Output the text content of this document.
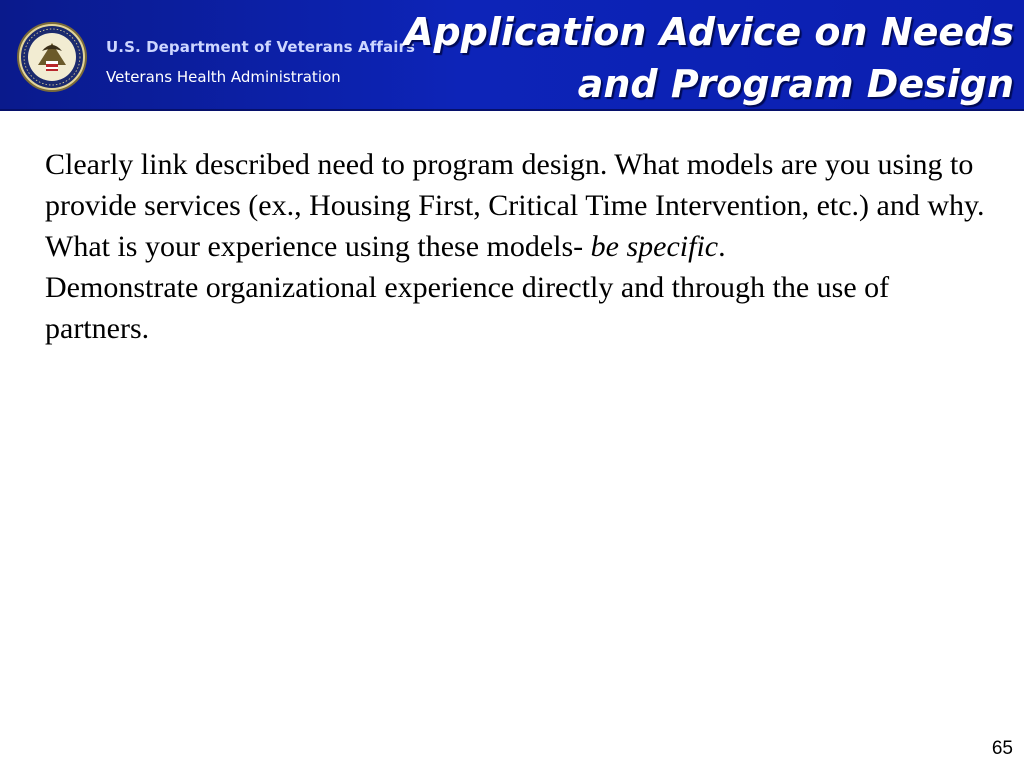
U.S. Department of Veterans Affairs
Veterans Health Administration
Application Advice on Needs
and Program Design

Clearly link described need to program design. What models are you using to provide services (ex., Housing First, Critical Time Intervention, etc.) and why.

What is your experience using these models- be specific.

Demonstrate organizational experience directly and through the use of partners.

65
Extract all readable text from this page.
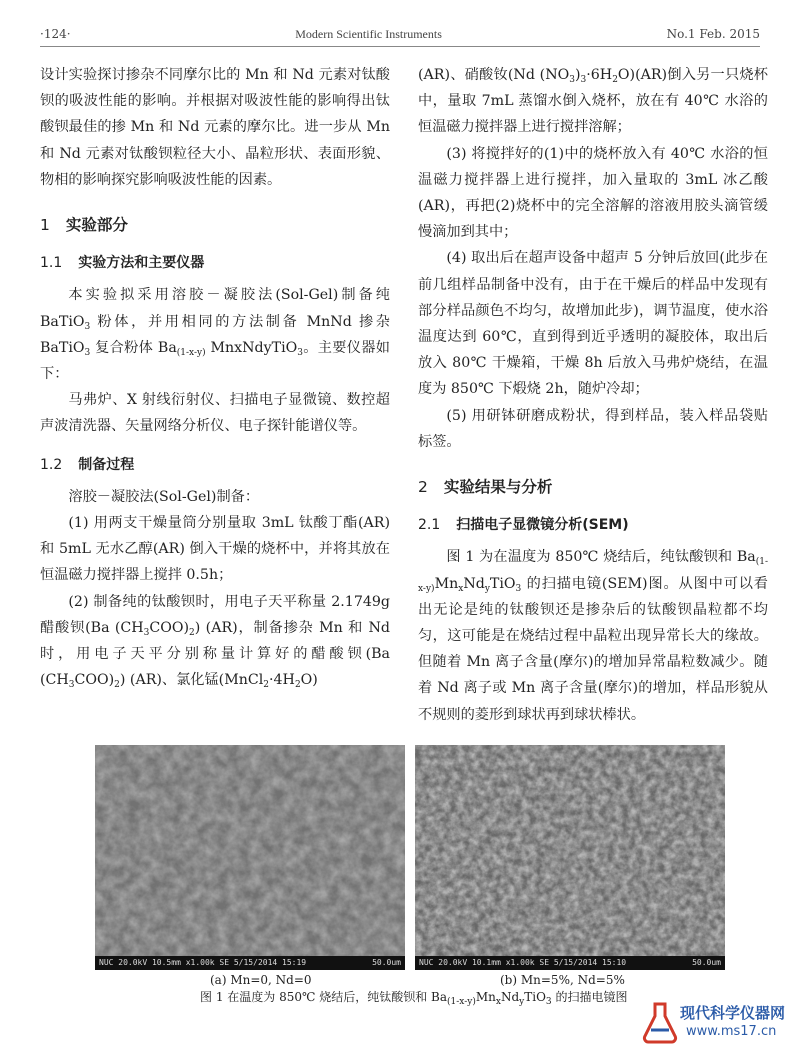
·124·	Modern Scientific Instruments	No.1 Feb. 2015

设计实验探讨掺杂不同摩尔比的 Mn 和 Nd 元素对钛酸钡的吸波性能的影响。并根据对吸波性能的影响得出钛酸钡最佳的掺 Mn 和 Nd 元素的摩尔比。进一步从 Mn 和 Nd 元素对钛酸钡粒径大小、晶粒形状、表面形貌、物相的影响探究影响吸波性能的因素。

1 实验部分
1.1 实验方法和主要仪器

本实验拟采用溶胶－凝胶法(Sol-Gel)制备纯 BaTiO$_3$ 粉体，并用相同的方法制备 MnNd 掺杂 BaTiO$_3$ 复合粉体 $Ba_{(1-x-y)}$ MnxNdyTiO$_3$。主要仪器如下：

马弗炉、X 射线衍射仪、扫描电子显微镜、数控超声波清洗器、矢量网络分析仪、电子探针能谱仪等。

1.2 制备过程

溶胶－凝胶法(Sol-Gel)制备：

(1) 用两支干燥量筒分别量取 3mL 钛酸丁酯(AR) 和 5mL 无水乙醇(AR) 倒入干燥的烧杯中，并将其放在恒温磁力搅拌器上搅拌 0.5h；

(2) 制备纯的钛酸钡时，用电子天平称量 2.1749g 醋酸钡(Ba $(CH_3COO)_2$) (AR)，制备掺杂 Mn 和 Nd 时，用电子天平分别称量计算好的醋酸钡(Ba $(CH_3COO)_2$) (AR)、氯化锰$(MnCl_2\cdot 4H_2O)$

(AR)、硝酸钕(Nd $(NO_3)_3\cdot 6H_2O)(AR)$倒入另一只烧杯中，量取 7mL 蒸馏水倒入烧杯，放在有 40℃ 水浴的恒温磁力搅拌器上进行搅拌溶解；

(3) 将搅拌好的(1)中的烧杯放入有 40℃ 水浴的恒温磁力搅拌器上进行搅拌，加入量取的 3mL 冰乙酸(AR)，再把(2)烧杯中的完全溶解的溶液用胶头滴管缓慢滴加到其中；

(4) 取出后在超声设备中超声 5 分钟后放回(此步在前几组样品制备中没有，由于在干燥后的样品中发现有部分样品颜色不均匀，故增加此步)，调节温度，使水浴温度达到 60℃，直到得到近乎透明的凝胶体，取出后放入 80℃ 干燥箱，干燥 8h 后放入马弗炉烧结，在温度为 850℃ 下煅烧 2h，随炉冷却；

(5) 用研钵研磨成粉状，得到样品，装入样品袋贴标签。

2 实验结果与分析
2.1 扫描电子显微镜分析(SEM)

图 1 为在温度为 850℃ 烧结后，纯钛酸钡和 $Ba_{(1-x-y)}Mn_xNd_yTiO_3$ 的扫描电镜(SEM)图。从图中可以看出无论是纯的钛酸钡还是掺杂后的钛酸钡晶粒都不均匀，这可能是在烧结过程中晶粒出现异常长大的缘故。但随着 Mn 离子含量(摩尔)的增加异常晶粒数减少。随着 Nd 离子或 Mn 离子含量(摩尔)的增加，样品形貌从不规则的菱形到球状再到球状棒状。

NUC 20.0kV 10.5mm x1.00k SE 5/15/2014 15:19	50.0um NUC 20.0kV 10.1mm x1.00k SE 5/15/2014 15:10	50.0um
(a) Mn=0, Nd=0	(b) Mn=5%, Nd=5%
图 1 在温度为 850℃ 烧结后，纯钛酸钡和 $Ba_{(1-x-y)}Mn_xNd_yTiO_3$ 的扫描电镜图
现代科学仪器网
www.ms17.cn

+++

Each record must be quoted in full and exactly. Do not include the pictures.

▶ [FULL SOLUTION]
Output the text content of this document.
U.S. Department of Veterans Affairs
Veterans Health Administration
Application Advice on Needs
and Program Design

Clearly link described need to program design. What models are you using to provide services (ex., Housing First, Critical Time Intervention, etc.) and why.

What is your experience using these models- be specific.

Demonstrate organizational experience directly and through the use of partners.

65
Extract all readable text from this page.
·124·	Modern Scientific Instruments	No.1 Feb. 2015

设计实验探讨掺杂不同摩尔比的 Mn 和 Nd 元素对钛酸钡的吸波性能的影响。并根据对吸波性能的影响得出钛酸钡最佳的掺 Mn 和 Nd 元素的摩尔比。进一步从 Mn 和 Nd 元素对钛酸钡粒径大小、晶粒形状、表面形貌、物相的影响探究影响吸波性能的因素。

1 实验部分
1.1 实验方法和主要仪器

本实验拟采用溶胶－凝胶法(Sol-Gel)制备纯 BaTiO$_3$ 粉体，并用相同的方法制备 MnNd 掺杂 BaTiO$_3$ 复合粉体 $Ba_{(1-x-y)}$ MnxNdyTiO$_3$。主要仪器如下：

马弗炉、X 射线衍射仪、扫描电子显微镜、数控超声波清洗器、矢量网络分析仪、电子探针能谱仪等。

1.2 制备过程

溶胶－凝胶法(Sol-Gel)制备：

(1) 用两支干燥量筒分别量取 3mL 钛酸丁酯(AR) 和 5mL 无水乙醇(AR) 倒入干燥的烧杯中，并将其放在恒温磁力搅拌器上搅拌 0.5h；

(2) 制备纯的钛酸钡时，用电子天平称量 2.1749g 醋酸钡(Ba $(CH_3COO)_2$) (AR)，制备掺杂 Mn 和 Nd 时，用电子天平分别称量计算好的醋酸钡(Ba $(CH_3COO)_2$) (AR)、氯化锰$(MnCl_2\cdot 4H_2O)$

(AR)、硝酸钕(Nd $(NO_3)_3\cdot 6H_2O)(AR)$倒入另一只烧杯中，量取 7mL 蒸馏水倒入烧杯，放在有 40℃ 水浴的恒温磁力搅拌器上进行搅拌溶解；

(3) 将搅拌好的(1)中的烧杯放入有 40℃ 水浴的恒温磁力搅拌器上进行搅拌，加入量取的 3mL 冰乙酸(AR)，再把(2)烧杯中的完全溶解的溶液用胶头滴管缓慢滴加到其中；

(4) 取出后在超声设备中超声 5 分钟后放回(此步在前几组样品制备中没有，由于在干燥后的样品中发现有部分样品颜色不均匀，故增加此步)，调节温度，使水浴温度达到 60℃，直到得到近乎透明的凝胶体，取出后放入 80℃ 干燥箱，干燥 8h 后放入马弗炉烧结，在温度为 850℃ 下煅烧 2h，随炉冷却；

(5) 用研钵研磨成粉状，得到样品，装入样品袋贴标签。

2 实验结果与分析
2.1 扫描电子显微镜分析(SEM)

图 1 为在温度为 850℃ 烧结后，纯钛酸钡和 $Ba_{(1-x-y)}Mn_xNd_yTiO_3$ 的扫描电镜(SEM)图。从图中可以看出无论是纯的钛酸钡还是掺杂后的钛酸钡晶粒都不均匀，这可能是在烧结过程中晶粒出现异常长大的缘故。但随着 Mn 离子含量(摩尔)的增加异常晶粒数减少。随着 Nd 离子或 Mn 离子含量(摩尔)的增加，样品形貌从不规则的菱形到球状再到球状棒状。

NUC 20.0kV 10.5mm x1.00k SE 5/15/2014 15:19	50.0um NUC 20.0kV 10.1mm x1.00k SE 5/15/2014 15:10	50.0um
(a) Mn=0, Nd=0	(b) Mn=5%, Nd=5%
图 1 在温度为 850℃ 烧结后，纯钛酸钡和 $Ba_{(1-x-y)}Mn_xNd_yTiO_3$ 的扫描电镜图
现代科学仪器网
www.ms17.cn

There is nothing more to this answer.